Transcribe the entries below exactly; leave every image out.

==========

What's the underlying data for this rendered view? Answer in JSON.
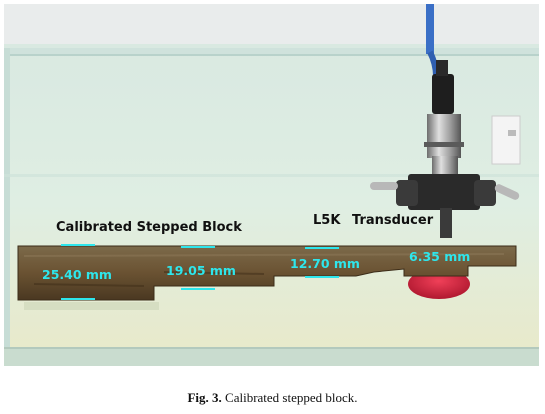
{
  "photo": {
    "title_label": "Calibrated Stepped Block",
    "transducer_label": "L5K",
    "transducer_word": "Transducer",
    "thickness_labels": [
      "25.40 mm",
      "19.05 mm",
      "12.70 mm",
      "6.35 mm"
    ]
  },
  "caption": {
    "fig_number": "Fig. 3.",
    "text": "Calibrated stepped block."
  },
  "colors": {
    "thickness_text": "#2ee6ec",
    "block": "#6b5335",
    "water": "#d7ece4"
  }
}
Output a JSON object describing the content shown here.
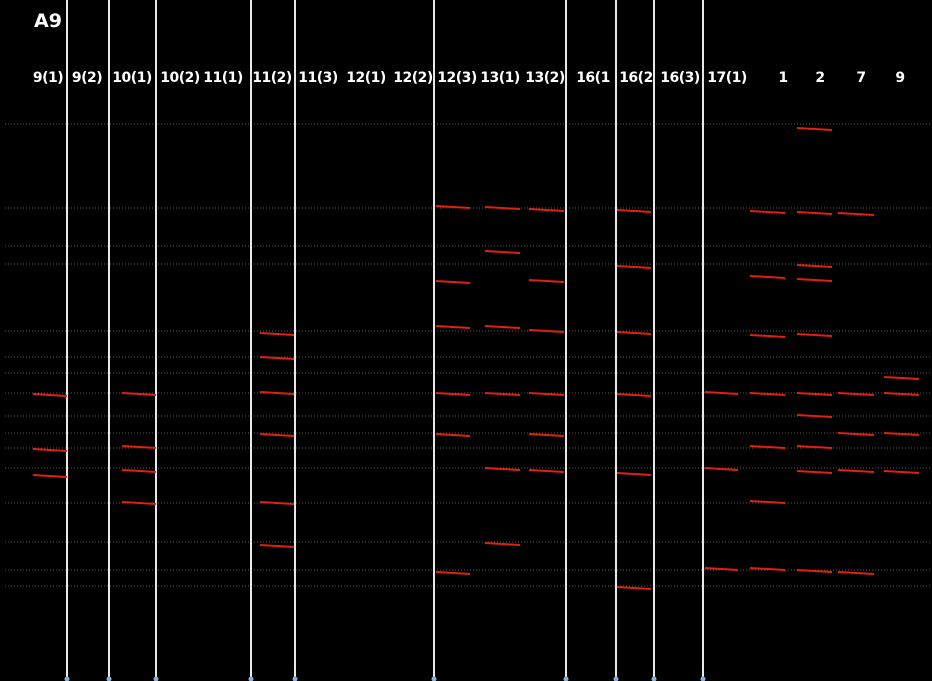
{
  "title": "A9",
  "lanes": [
    "9(1)",
    "9(2)",
    "10(1)",
    "10(2)",
    "11(1)",
    "11(2)",
    "11(3)",
    "12(1)",
    "12(2)",
    "12(3)",
    "13(1)",
    "13(2)",
    "16(1",
    "16(2",
    "16(3)",
    "17(1)",
    "1",
    "2",
    "7",
    "9"
  ]
}
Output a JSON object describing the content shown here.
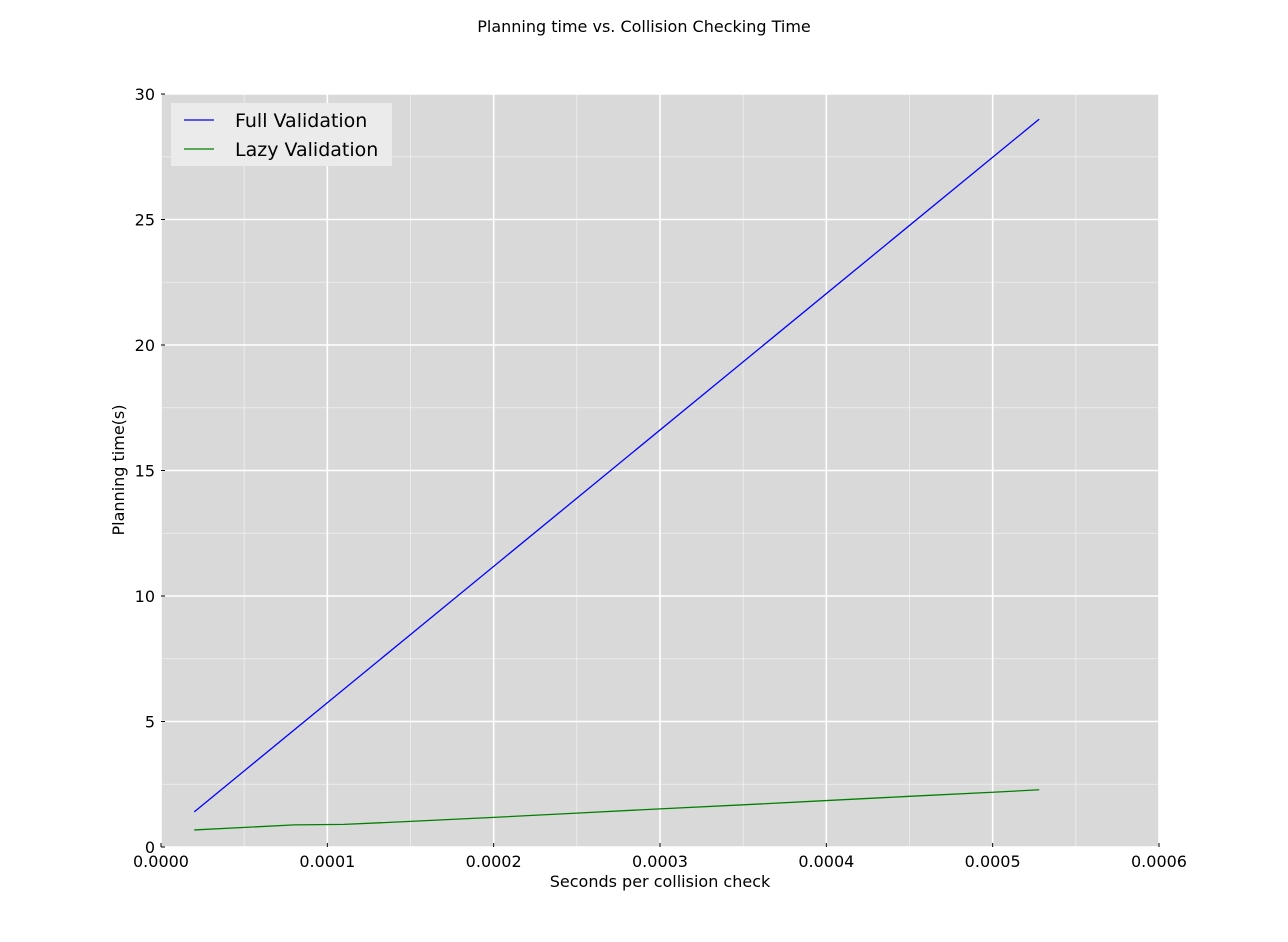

==========

### WRITTEN RESPONSE
What's the underlying data for this rendered view? Answer in JSON.
{
  "photo": {
    "title_label": "Calibrated Stepped Block",
    "transducer_label": "L5K",
    "transducer_word": "Transducer",
    "thickness_labels": [
      "25.40 mm",
      "19.05 mm",
      "12.70 mm",
      "6.35 mm"
    ]
  },
  "caption": {
    "fig_number": "Fig. 3.",
    "text": "Calibrated stepped block."
  },
  "colors": {
    "thickness_text": "#2ee6ec",
    "block": "#6b5335",
    "water": "#d7ece4"
  }
}
Output a JSON object describing the content shown here.
{
  "title": "A9",
  "lanes": [
    "9(1)",
    "9(2)",
    "10(1)",
    "10(2)",
    "11(1)",
    "11(2)",
    "11(3)",
    "12(1)",
    "12(2)",
    "12(3)",
    "13(1)",
    "13(2)",
    "16(1",
    "16(2",
    "16(3)",
    "17(1)",
    "1",
    "2",
    "7",
    "9"
  ]
}
Output a JSON object describing the content shown here.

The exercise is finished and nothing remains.